### WRITTEN PROBLEM
Transcribe every line of the listing below without any deviation.

--- EXTRACTED RECORDS ---

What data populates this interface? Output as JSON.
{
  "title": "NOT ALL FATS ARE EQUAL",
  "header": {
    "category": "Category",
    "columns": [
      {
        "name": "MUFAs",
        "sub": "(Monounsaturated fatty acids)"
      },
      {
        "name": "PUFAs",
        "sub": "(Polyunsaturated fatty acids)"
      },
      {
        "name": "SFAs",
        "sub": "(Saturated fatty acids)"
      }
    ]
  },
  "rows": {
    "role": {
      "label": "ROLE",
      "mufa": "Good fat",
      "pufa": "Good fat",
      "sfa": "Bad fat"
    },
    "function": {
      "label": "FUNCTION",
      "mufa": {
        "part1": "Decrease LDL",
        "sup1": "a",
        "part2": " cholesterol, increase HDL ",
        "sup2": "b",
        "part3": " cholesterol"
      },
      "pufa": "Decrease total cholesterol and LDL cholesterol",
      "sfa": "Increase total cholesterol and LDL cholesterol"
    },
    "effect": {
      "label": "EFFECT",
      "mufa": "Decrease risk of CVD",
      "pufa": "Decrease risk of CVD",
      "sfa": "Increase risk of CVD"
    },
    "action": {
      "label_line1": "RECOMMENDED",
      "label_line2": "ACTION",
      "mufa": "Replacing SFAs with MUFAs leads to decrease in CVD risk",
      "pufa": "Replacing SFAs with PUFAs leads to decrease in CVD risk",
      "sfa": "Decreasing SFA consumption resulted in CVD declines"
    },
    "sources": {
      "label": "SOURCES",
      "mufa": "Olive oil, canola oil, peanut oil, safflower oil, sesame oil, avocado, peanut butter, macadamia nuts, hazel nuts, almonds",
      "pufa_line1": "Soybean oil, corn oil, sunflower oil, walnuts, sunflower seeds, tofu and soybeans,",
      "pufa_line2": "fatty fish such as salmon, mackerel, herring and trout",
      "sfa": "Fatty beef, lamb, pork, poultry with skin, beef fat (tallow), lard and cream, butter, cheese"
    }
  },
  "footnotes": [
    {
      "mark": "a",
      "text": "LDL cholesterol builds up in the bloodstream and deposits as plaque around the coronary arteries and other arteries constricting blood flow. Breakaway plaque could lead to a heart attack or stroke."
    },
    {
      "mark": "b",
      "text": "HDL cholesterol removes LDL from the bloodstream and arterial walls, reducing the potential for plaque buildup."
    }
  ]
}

---

### IN RESPONSE
What data populates this interface? Output as JSON.
{
  "title": "NOT ALL FATS ARE EQUAL",
  "header": {
    "category": "Category",
    "columns": [
      {
        "name": "MUFAs",
        "sub": "(Monounsaturated fatty acids)"
      },
      {
        "name": "PUFAs",
        "sub": "(Polyunsaturated fatty acids)"
      },
      {
        "name": "SFAs",
        "sub": "(Saturated fatty acids)"
      }
    ]
  },
  "rows": {
    "role": {
      "label": "ROLE",
      "mufa": "Good fat",
      "pufa": "Good fat",
      "sfa": "Bad fat"
    },
    "function": {
      "label": "FUNCTION",
      "mufa": {
        "part1": "Decrease LDL",
        "sup1": "a",
        "part2": " cholesterol, increase HDL ",
        "sup2": "b",
        "part3": " cholesterol"
      },
      "pufa": "Decrease total cholesterol and LDL cholesterol",
      "sfa": "Increase total cholesterol and LDL cholesterol"
    },
    "effect": {
      "label": "EFFECT",
      "mufa": "Decrease risk of CVD",
      "pufa": "Decrease risk of CVD",
      "sfa": "Increase risk of CVD"
    },
    "action": {
      "label_line1": "RECOMMENDED",
      "label_line2": "ACTION",
      "mufa": "Replacing SFAs with MUFAs leads to decrease in CVD risk",
      "pufa": "Replacing SFAs with PUFAs leads to decrease in CVD risk",
      "sfa": "Decreasing SFA consumption resulted in CVD declines"
    },
    "sources": {
      "label": "SOURCES",
      "mufa": "Olive oil, canola oil, peanut oil, safflower oil, sesame oil, avocado, peanut butter, macadamia nuts, hazel nuts, almonds",
      "pufa_line1": "Soybean oil, corn oil, sunflower oil, walnuts, sunflower seeds, tofu and soybeans,",
      "pufa_line2": "fatty fish such as salmon, mackerel, herring and trout",
      "sfa": "Fatty beef, lamb, pork, poultry with skin, beef fat (tallow), lard and cream, butter, cheese"
    }
  },
  "footnotes": [
    {
      "mark": "a",
      "text": "LDL cholesterol builds up in the bloodstream and deposits as plaque around the coronary arteries and other arteries constricting blood flow. Breakaway plaque could lead to a heart attack or stroke."
    },
    {
      "mark": "b",
      "text": "HDL cholesterol removes LDL from the bloodstream and arterial walls, reducing the potential for plaque buildup."
    }
  ]
}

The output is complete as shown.